INSTRUCTION.
Lines that contain the string "toys" are to be copied; leave out all others.

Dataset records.
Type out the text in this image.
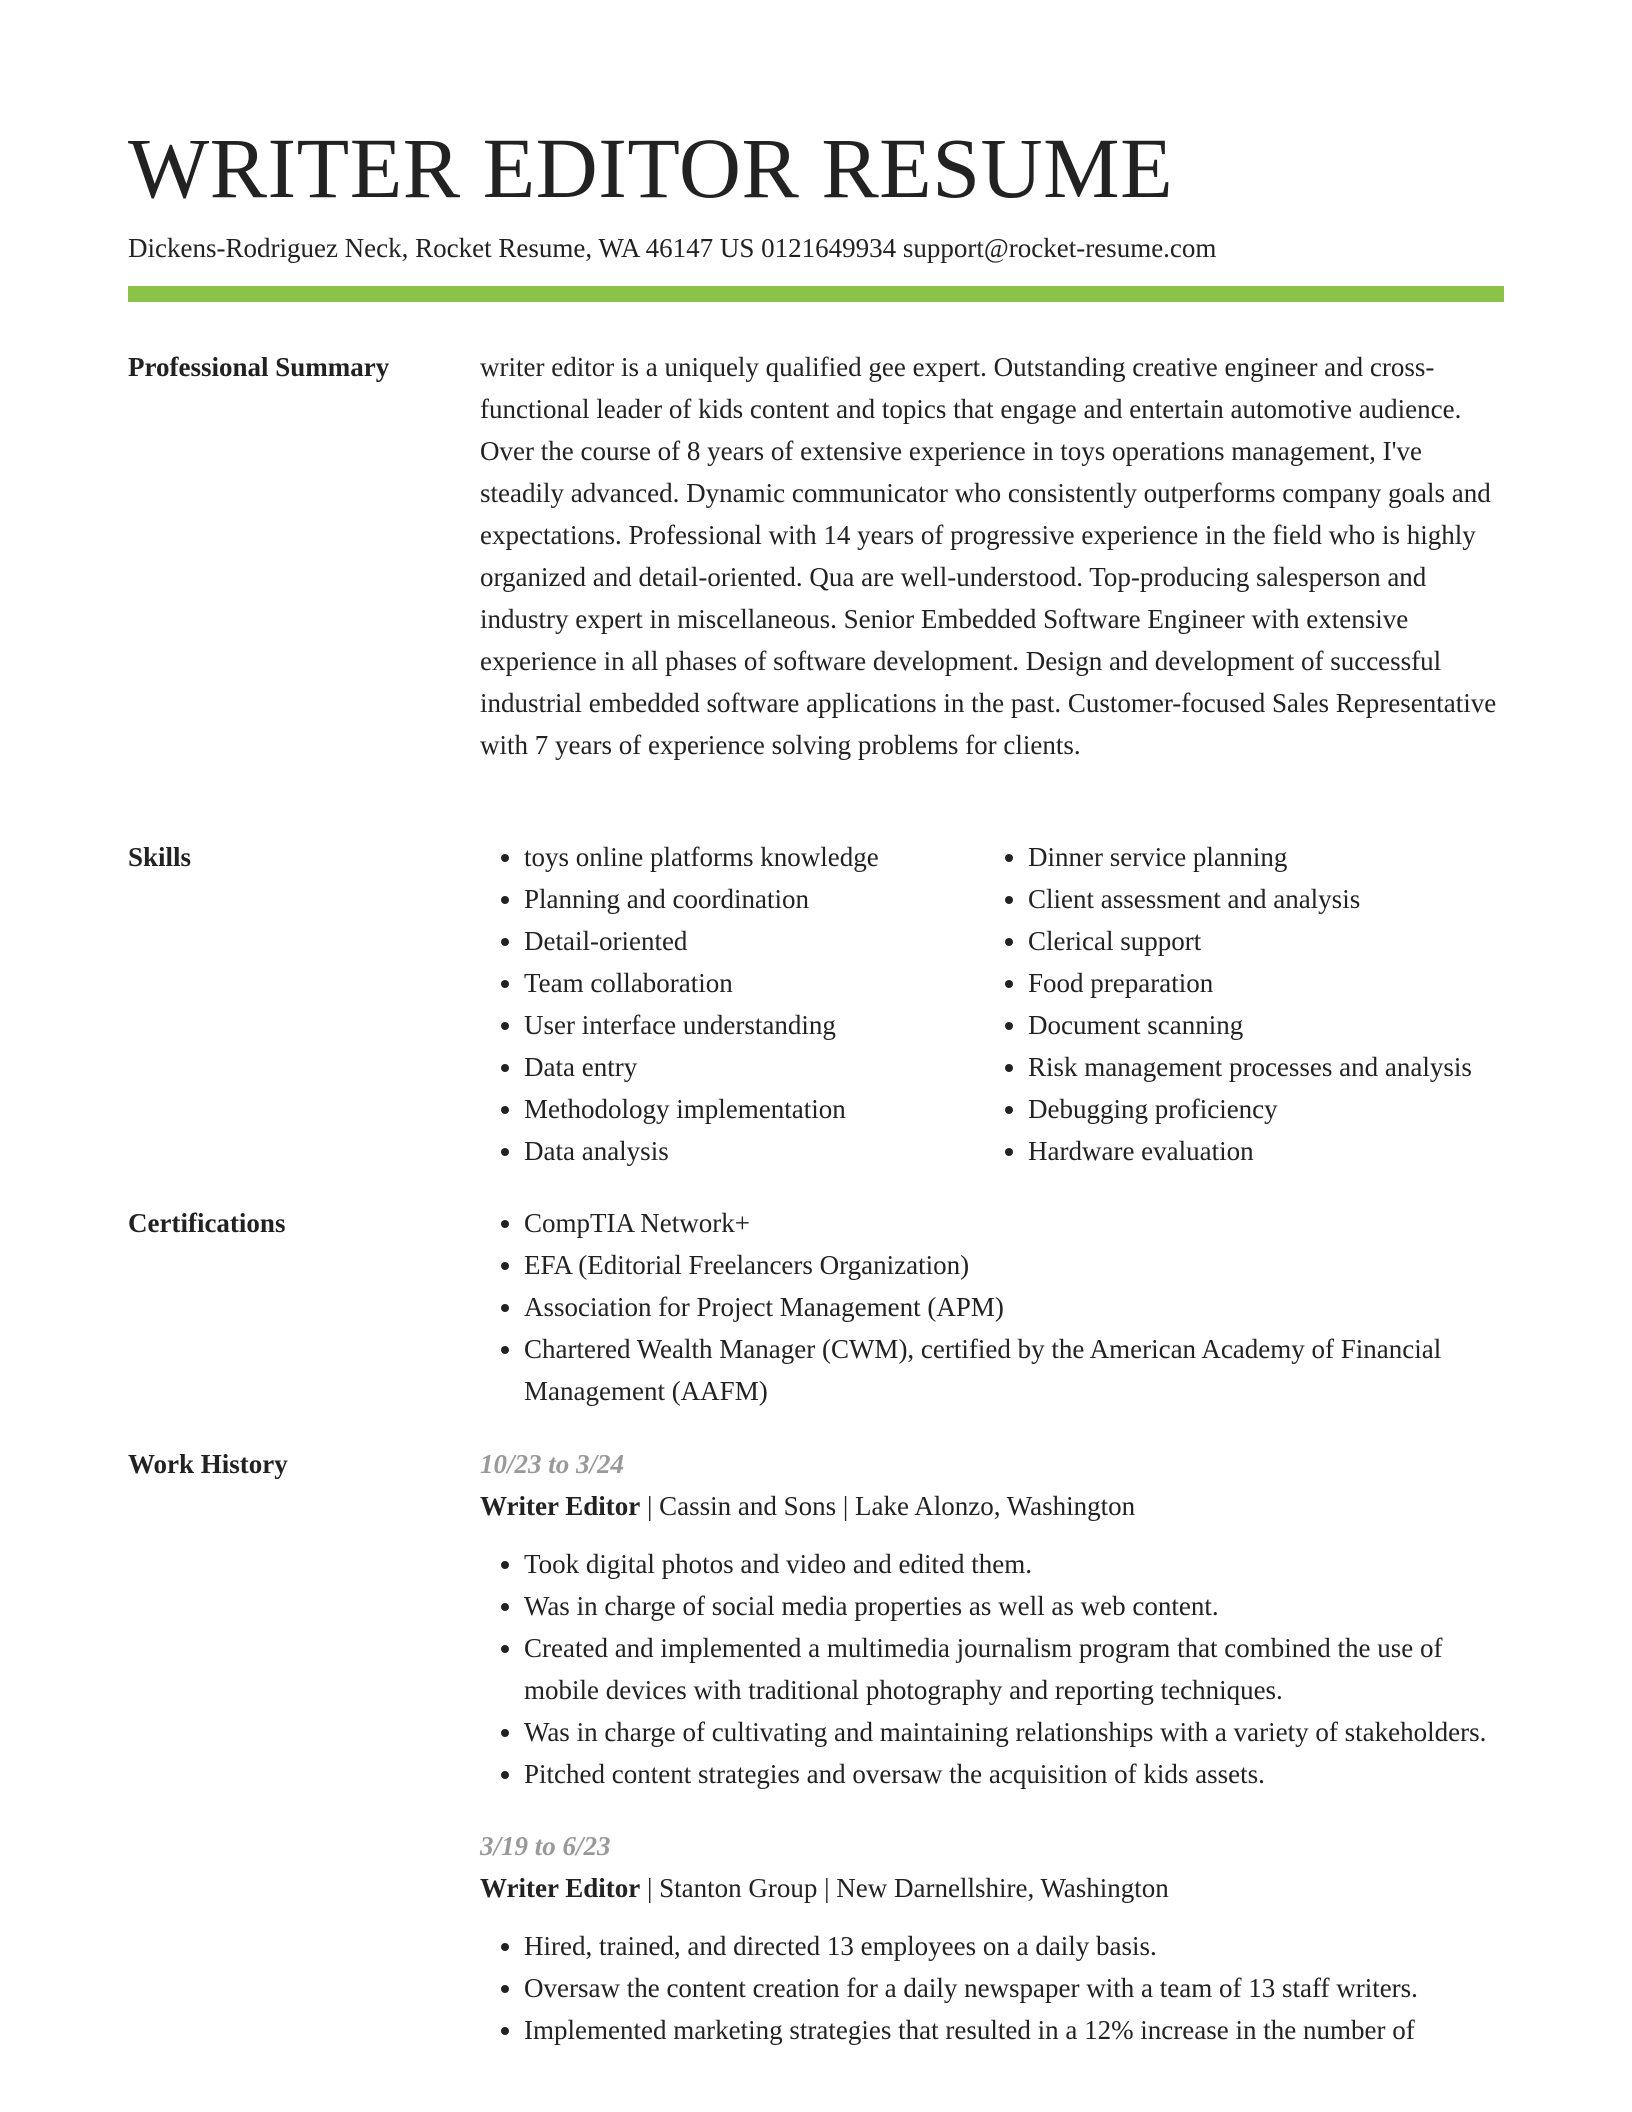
WRITER EDITOR RESUME
Dickens-Rodriguez Neck, Rocket Resume, WA 46147 US 0121649934 support@rocket-resume.com
Professional Summary	writer editor is a uniquely qualified gee expert. Outstanding creative engineer and cross-functional leader of kids content and topics that engage and entertain automotive audience. Over the course of 8 years of extensive experience in toys operations management, I've steadily advanced. Dynamic communicator who consistently outperforms company goals and expectations. Professional with 14 years of progressive experience in the field who is highly organized and detail-oriented. Qua are well-understood. Top-producing salesperson and industry expert in miscellaneous. Senior Embedded Software Engineer with extensive experience in all phases of software development. Design and development of successful industrial embedded software applications in the past. Customer-focused Sales Representative with 7 years of experience solving problems for clients.

Skills	• toys online platforms knowledge
• Planning and coordination
• Detail-oriented
• Team collaboration
• User interface understanding
• Data entry
• Methodology implementation
• Data analysis
• Dinner service planning
• Client assessment and analysis
• Clerical support
• Food preparation
• Document scanning
• Risk management processes and analysis
• Debugging proficiency
• Hardware evaluation
Certifications	• CompTIA Network+
• EFA (Editorial Freelancers Organization)
• Association for Project Management (APM)
• Chartered Wealth Manager (CWM), certified by the American Academy of Financial Management (AAFM)
Work History	10/23 to 3/24
Writer Editor | Cassin and Sons | Lake Alonzo, Washington
• Took digital photos and video and edited them.
• Was in charge of social media properties as well as web content.
• Created and implemented a multimedia journalism program that combined the use of mobile devices with traditional photography and reporting techniques.
• Was in charge of cultivating and maintaining relationships with a variety of stakeholders.
• Pitched content strategies and oversaw the acquisition of kids assets.
3/19 to 6/23
Writer Editor | Stanton Group | New Darnellshire, Washington
• Hired, trained, and directed 13 employees on a daily basis.
• Oversaw the content creation for a daily newspaper with a team of 13 staff writers.
• Implemented marketing strategies that resulted in a 12% increase in the number of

REPLY TO THE TASK.
Professional Summary	writer editor is a uniquely qualified gee expert. Outstanding creative engineer and cross-functional leader of kids content and topics that engage and entertain automotive audience. Over the course of 8 years of extensive experience in toys operations management, I've steadily advanced. Dynamic communicator who consistently outperforms company goals and expectations. Professional with 14 years of progressive experience in the field who is highly organized and detail-oriented. Qua are well-understood. Top-producing salesperson and industry expert in miscellaneous. Senior Embedded Software Engineer with extensive experience in all phases of software development. Design and development of successful industrial embedded software applications in the past. Customer-focused Sales Representative with 7 years of experience solving problems for clients.
Skills	• toys online platforms knowledge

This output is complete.